Stored entries
* start *

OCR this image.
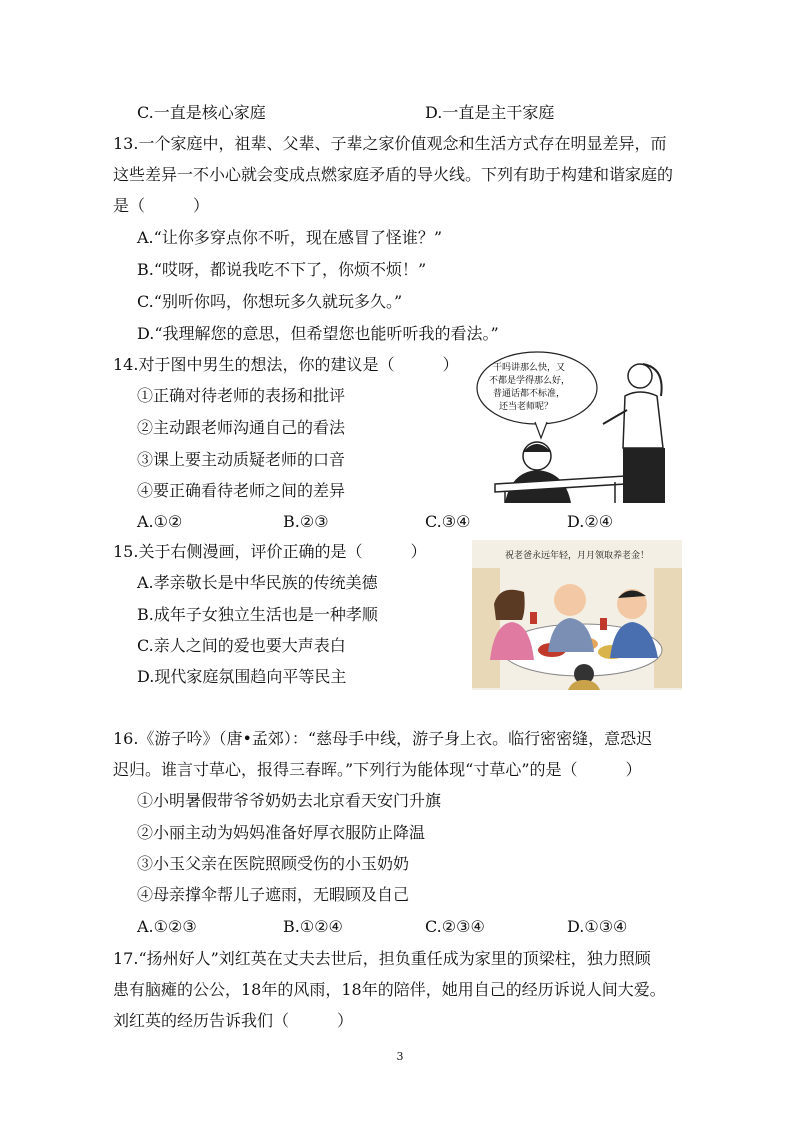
C.一直是核心家庭	D.一直是主干家庭
13.一个家庭中，祖辈、父辈、子辈之家价值观念和生活方式存在明显差异，而
这些差异一不小心就会变成点燃家庭矛盾的导火线。下列有助于构建和谐家庭的
是（　　　）
A.“让你多穿点你不听，现在感冒了怪谁？”
B.“哎呀，都说我吃不下了，你烦不烦！”
C.“别听你吗，你想玩多久就玩多久。”
D.“我理解您的意思，但希望您也能听听我的看法。”
14.对于图中男生的想法，你的建议是（　　　）
①正确对待老师的表扬和批评
②主动跟老师沟通自己的看法
③课上要主动质疑老师的口音
④要正确看待老师之间的差异
A.①②	B.②③	C.③④	D.②④
干吗讲那么快，又
不都是学得那么好，
普通话都不标准，
还当老师呢？
15.关于右侧漫画，评价正确的是（　　　）
A.孝亲敬长是中华民族的传统美德
B.成年子女独立生活也是一种孝顺
C.亲人之间的爱也要大声表白
D.现代家庭氛围趋向平等民主
祝老爸永远年轻，月月领取养老金！
16.《游子吟》（唐•孟郊）：“慈母手中线，游子身上衣。临行密密缝，意恐迟
迟归。谁言寸草心，报得三春晖。”下列行为能体现“寸草心”的是（　　　）
①小明暑假带爷爷奶奶去北京看天安门升旗
②小丽主动为妈妈准备好厚衣服防止降温
③小玉父亲在医院照顾受伤的小玉奶奶
④母亲撑伞帮儿子遮雨，无暇顾及自己
A.①②③	B.①②④	C.②③④	D.①③④
17.“扬州好人”刘红英在丈夫去世后，担负重任成为家里的顶梁柱，独力照顾
患有脑瘫的公公，18年的风雨，18年的陪伴，她用自己的经历诉说人间大爱。
刘红英的经历告诉我们（　　　）
3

* end *

### What to do
Pictures in the records should not appear in your copy, but everything else must be transcribed exactly.

### Task output
OCR this image.
C.一直是核心家庭	D.一直是主干家庭
13.一个家庭中，祖辈、父辈、子辈之家价值观念和生活方式存在明显差异，而
这些差异一不小心就会变成点燃家庭矛盾的导火线。下列有助于构建和谐家庭的
是（　　　）
A.“让你多穿点你不听，现在感冒了怪谁？”
B.“哎呀，都说我吃不下了，你烦不烦！”
C.“别听你吗，你想玩多久就玩多久。”
D.“我理解您的意思，但希望您也能听听我的看法。”
14.对于图中男生的想法，你的建议是（　　　）
①正确对待老师的表扬和批评
②主动跟老师沟通自己的看法
③课上要主动质疑老师的口音
④要正确看待老师之间的差异
A.①②	B.②③	C.③④	D.②④
干吗讲那么快，又
不都是学得那么好，
普通话都不标准，
还当老师呢？
15.关于右侧漫画，评价正确的是（　　　）
A.孝亲敬长是中华民族的传统美德
B.成年子女独立生活也是一种孝顺
C.亲人之间的爱也要大声表白
D.现代家庭氛围趋向平等民主
祝老爸永远年轻，月月领取养老金！
16.《游子吟》（唐•孟郊）：“慈母手中线，游子身上衣。临行密密缝，意恐迟
迟归。谁言寸草心，报得三春晖。”下列行为能体现“寸草心”的是（　　　）
①小明暑假带爷爷奶奶去北京看天安门升旗
②小丽主动为妈妈准备好厚衣服防止降温
③小玉父亲在医院照顾受伤的小玉奶奶
④母亲撑伞帮儿子遮雨，无暇顾及自己
A.①②③	B.①②④	C.②③④	D.①③④
17.“扬州好人”刘红英在丈夫去世后，担负重任成为家里的顶梁柱，独力照顾
患有脑瘫的公公，18年的风雨，18年的陪伴，她用自己的经历诉说人间大爱。
刘红英的经历告诉我们（　　　）
3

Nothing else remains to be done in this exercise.